Replace "Avgas" with "Aviation Fuel" everywhere in the lines below, leaving everything else unchanged. Leave the pictures out of your answer.

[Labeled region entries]

----

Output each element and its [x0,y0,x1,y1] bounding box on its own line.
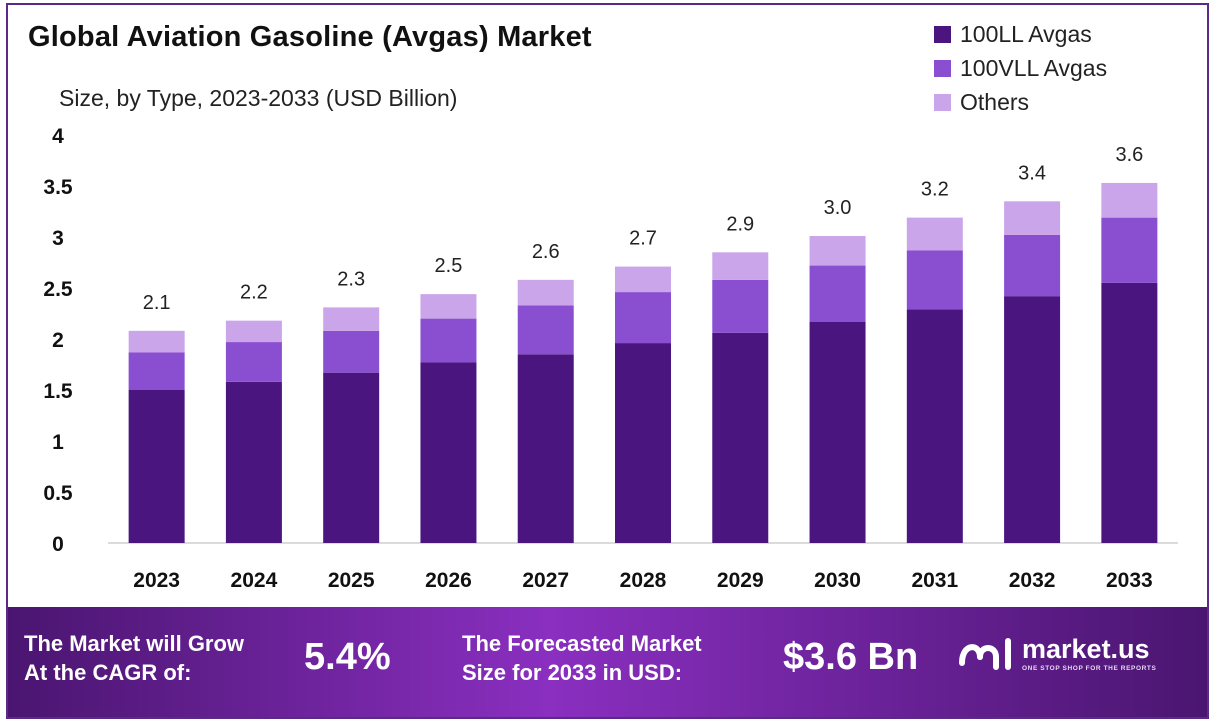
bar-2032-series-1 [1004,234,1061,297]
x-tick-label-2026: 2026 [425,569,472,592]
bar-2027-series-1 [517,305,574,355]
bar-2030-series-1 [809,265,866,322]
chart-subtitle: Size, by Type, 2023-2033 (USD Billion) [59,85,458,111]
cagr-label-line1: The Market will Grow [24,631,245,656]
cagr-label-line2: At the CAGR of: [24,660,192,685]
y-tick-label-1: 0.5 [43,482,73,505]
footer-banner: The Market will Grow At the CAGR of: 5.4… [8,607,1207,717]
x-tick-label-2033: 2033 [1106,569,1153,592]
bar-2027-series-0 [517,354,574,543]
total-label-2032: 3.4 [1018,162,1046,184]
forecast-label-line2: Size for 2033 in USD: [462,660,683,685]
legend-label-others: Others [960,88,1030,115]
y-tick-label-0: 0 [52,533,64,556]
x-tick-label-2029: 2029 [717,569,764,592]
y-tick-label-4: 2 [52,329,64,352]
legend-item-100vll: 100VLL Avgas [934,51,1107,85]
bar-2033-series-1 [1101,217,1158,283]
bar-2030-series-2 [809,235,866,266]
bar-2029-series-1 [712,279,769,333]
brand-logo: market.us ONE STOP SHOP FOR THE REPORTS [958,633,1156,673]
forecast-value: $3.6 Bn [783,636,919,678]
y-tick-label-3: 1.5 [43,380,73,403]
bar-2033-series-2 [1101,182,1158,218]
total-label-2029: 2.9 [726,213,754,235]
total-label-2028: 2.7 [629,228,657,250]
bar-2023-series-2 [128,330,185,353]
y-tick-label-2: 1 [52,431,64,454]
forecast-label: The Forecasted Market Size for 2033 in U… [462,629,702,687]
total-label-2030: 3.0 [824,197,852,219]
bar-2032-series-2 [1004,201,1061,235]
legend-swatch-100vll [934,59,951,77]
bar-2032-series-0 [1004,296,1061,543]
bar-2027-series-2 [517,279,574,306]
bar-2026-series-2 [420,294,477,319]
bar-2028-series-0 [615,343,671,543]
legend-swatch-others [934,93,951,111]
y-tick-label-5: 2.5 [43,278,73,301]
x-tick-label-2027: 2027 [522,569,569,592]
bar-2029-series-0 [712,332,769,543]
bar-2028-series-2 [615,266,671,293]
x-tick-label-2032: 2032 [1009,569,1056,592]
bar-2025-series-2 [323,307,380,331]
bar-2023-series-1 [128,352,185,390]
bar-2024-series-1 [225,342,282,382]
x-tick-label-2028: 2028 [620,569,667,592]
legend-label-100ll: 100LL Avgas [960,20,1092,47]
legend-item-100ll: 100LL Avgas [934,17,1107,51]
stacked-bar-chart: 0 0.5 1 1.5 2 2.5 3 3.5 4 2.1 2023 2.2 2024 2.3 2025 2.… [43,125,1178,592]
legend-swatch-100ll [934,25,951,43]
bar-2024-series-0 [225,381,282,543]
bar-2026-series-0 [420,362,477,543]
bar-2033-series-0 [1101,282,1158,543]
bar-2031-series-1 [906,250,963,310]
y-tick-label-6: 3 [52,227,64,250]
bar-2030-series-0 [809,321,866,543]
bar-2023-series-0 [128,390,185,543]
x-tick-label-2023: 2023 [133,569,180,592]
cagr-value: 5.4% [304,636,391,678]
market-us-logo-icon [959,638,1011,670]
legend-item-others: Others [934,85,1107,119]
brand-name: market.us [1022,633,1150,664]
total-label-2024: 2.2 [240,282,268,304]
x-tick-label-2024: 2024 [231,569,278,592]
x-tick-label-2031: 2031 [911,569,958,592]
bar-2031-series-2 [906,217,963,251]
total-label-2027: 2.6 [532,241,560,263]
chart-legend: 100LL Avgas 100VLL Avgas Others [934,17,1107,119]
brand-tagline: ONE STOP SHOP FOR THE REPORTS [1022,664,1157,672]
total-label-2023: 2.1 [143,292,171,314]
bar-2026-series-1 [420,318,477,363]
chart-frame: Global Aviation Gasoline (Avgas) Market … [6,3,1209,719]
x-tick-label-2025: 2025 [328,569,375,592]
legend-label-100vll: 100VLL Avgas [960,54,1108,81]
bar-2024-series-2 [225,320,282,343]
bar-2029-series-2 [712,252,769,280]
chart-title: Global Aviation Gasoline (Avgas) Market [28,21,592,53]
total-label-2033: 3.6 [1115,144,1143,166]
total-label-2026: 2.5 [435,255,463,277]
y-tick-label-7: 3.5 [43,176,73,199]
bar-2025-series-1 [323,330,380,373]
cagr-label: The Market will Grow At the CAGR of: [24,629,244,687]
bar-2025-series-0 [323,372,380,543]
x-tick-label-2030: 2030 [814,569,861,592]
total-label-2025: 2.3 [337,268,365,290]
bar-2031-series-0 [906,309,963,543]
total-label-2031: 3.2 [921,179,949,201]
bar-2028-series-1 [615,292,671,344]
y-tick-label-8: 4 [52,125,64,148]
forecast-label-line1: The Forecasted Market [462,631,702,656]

----

SOLUTION TO THIS EXERCISE:
Output each element and its [x0,y0,x1,y1] bounding box on its own line.
bar-2032-series-1 [1004,234,1061,297]
x-tick-label-2026: 2026 [425,569,472,592]
bar-2027-series-1 [517,305,574,355]
bar-2030-series-1 [809,265,866,322]
chart-subtitle: Size, by Type, 2023-2033 (USD Billion) [59,85,458,111]
cagr-label-line1: The Market will Grow [24,631,245,656]
cagr-label-line2: At the CAGR of: [24,660,192,685]
y-tick-label-1: 0.5 [43,482,73,505]
footer-banner: The Market will Grow At the CAGR of: 5.4… [8,607,1207,717]
x-tick-label-2033: 2033 [1106,569,1153,592]
bar-2027-series-0 [517,354,574,543]
total-label-2032: 3.4 [1018,162,1046,184]
forecast-label-line2: Size for 2033 in USD: [462,660,683,685]
legend-label-others: Others [960,88,1030,115]
y-tick-label-0: 0 [52,533,64,556]
x-tick-label-2029: 2029 [717,569,764,592]
y-tick-label-4: 2 [52,329,64,352]
legend-item-100vll: 100VLL Aviation Fuel [934,51,1107,85]
bar-2033-series-1 [1101,217,1158,283]
bar-2030-series-2 [809,235,866,266]
bar-2029-series-1 [712,279,769,333]
brand-logo: market.us ONE STOP SHOP FOR THE REPORTS [958,633,1156,673]
forecast-value: $3.6 Bn [783,636,919,678]
y-tick-label-3: 1.5 [43,380,73,403]
bar-2033-series-2 [1101,182,1158,218]
total-label-2029: 2.9 [726,213,754,235]
total-label-2028: 2.7 [629,228,657,250]
bar-2023-series-2 [128,330,185,353]
y-tick-label-2: 1 [52,431,64,454]
forecast-label: The Forecasted Market Size for 2033 in U… [462,629,702,687]
total-label-2030: 3.0 [824,197,852,219]
bar-2032-series-2 [1004,201,1061,235]
legend-swatch-100vll [934,59,951,77]
bar-2032-series-0 [1004,296,1061,543]
bar-2027-series-2 [517,279,574,306]
bar-2026-series-2 [420,294,477,319]
bar-2028-series-0 [615,343,671,543]
legend-swatch-others [934,93,951,111]
y-tick-label-5: 2.5 [43,278,73,301]
x-tick-label-2027: 2027 [522,569,569,592]
bar-2029-series-0 [712,332,769,543]
bar-2028-series-2 [615,266,671,293]
x-tick-label-2032: 2032 [1009,569,1056,592]
bar-2025-series-2 [323,307,380,331]
bar-2023-series-1 [128,352,185,390]
bar-2024-series-1 [225,342,282,382]
x-tick-label-2028: 2028 [620,569,667,592]
legend-label-100ll: 100LL Aviation Fuel [960,20,1092,47]
legend-item-100ll: 100LL Aviation Fuel [934,17,1107,51]
stacked-bar-chart: 0 0.5 1 1.5 2 2.5 3 3.5 4 2.1 2023 2.2 2024 2.3 2025 2.… [43,125,1178,592]
legend-swatch-100ll [934,25,951,43]
bar-2024-series-0 [225,381,282,543]
bar-2026-series-0 [420,362,477,543]
bar-2033-series-0 [1101,282,1158,543]
bar-2031-series-1 [906,250,963,310]
y-tick-label-6: 3 [52,227,64,250]
bar-2030-series-0 [809,321,866,543]
bar-2023-series-0 [128,390,185,543]
x-tick-label-2023: 2023 [133,569,180,592]
cagr-value: 5.4% [304,636,391,678]
market-us-logo-icon [959,638,1011,670]
legend-item-others: Others [934,85,1107,119]
brand-name: market.us [1022,633,1150,664]
total-label-2024: 2.2 [240,282,268,304]
x-tick-label-2024: 2024 [231,569,278,592]
x-tick-label-2031: 2031 [911,569,958,592]
bar-2031-series-2 [906,217,963,251]
total-label-2027: 2.6 [532,241,560,263]
chart-legend: 100LL Aviation Fuel 100VLL Aviation Fuel Others [934,17,1107,119]
brand-tagline: ONE STOP SHOP FOR THE REPORTS [1022,664,1157,672]
total-label-2023: 2.1 [143,292,171,314]
bar-2026-series-1 [420,318,477,363]
chart-frame: Global Aviation Gasoline (Aviation Fuel) Market … [6,3,1209,719]
x-tick-label-2025: 2025 [328,569,375,592]
legend-label-100vll: 100VLL Aviation Fuel [960,54,1108,81]
bar-2024-series-2 [225,320,282,343]
bar-2029-series-2 [712,252,769,280]
chart-title: Global Aviation Gasoline (Aviation Fuel) Market [28,21,592,53]
total-label-2033: 3.6 [1115,144,1143,166]
total-label-2026: 2.5 [435,255,463,277]
y-tick-label-7: 3.5 [43,176,73,199]
bar-2025-series-1 [323,330,380,373]
cagr-label: The Market will Grow At the CAGR of: [24,629,244,687]
bar-2025-series-0 [323,372,380,543]
x-tick-label-2030: 2030 [814,569,861,592]
total-label-2025: 2.3 [337,268,365,290]
bar-2031-series-0 [906,309,963,543]
total-label-2031: 3.2 [921,179,949,201]
bar-2028-series-1 [615,292,671,344]
y-tick-label-8: 4 [52,125,64,148]
forecast-label-line1: The Forecasted Market [462,631,702,656]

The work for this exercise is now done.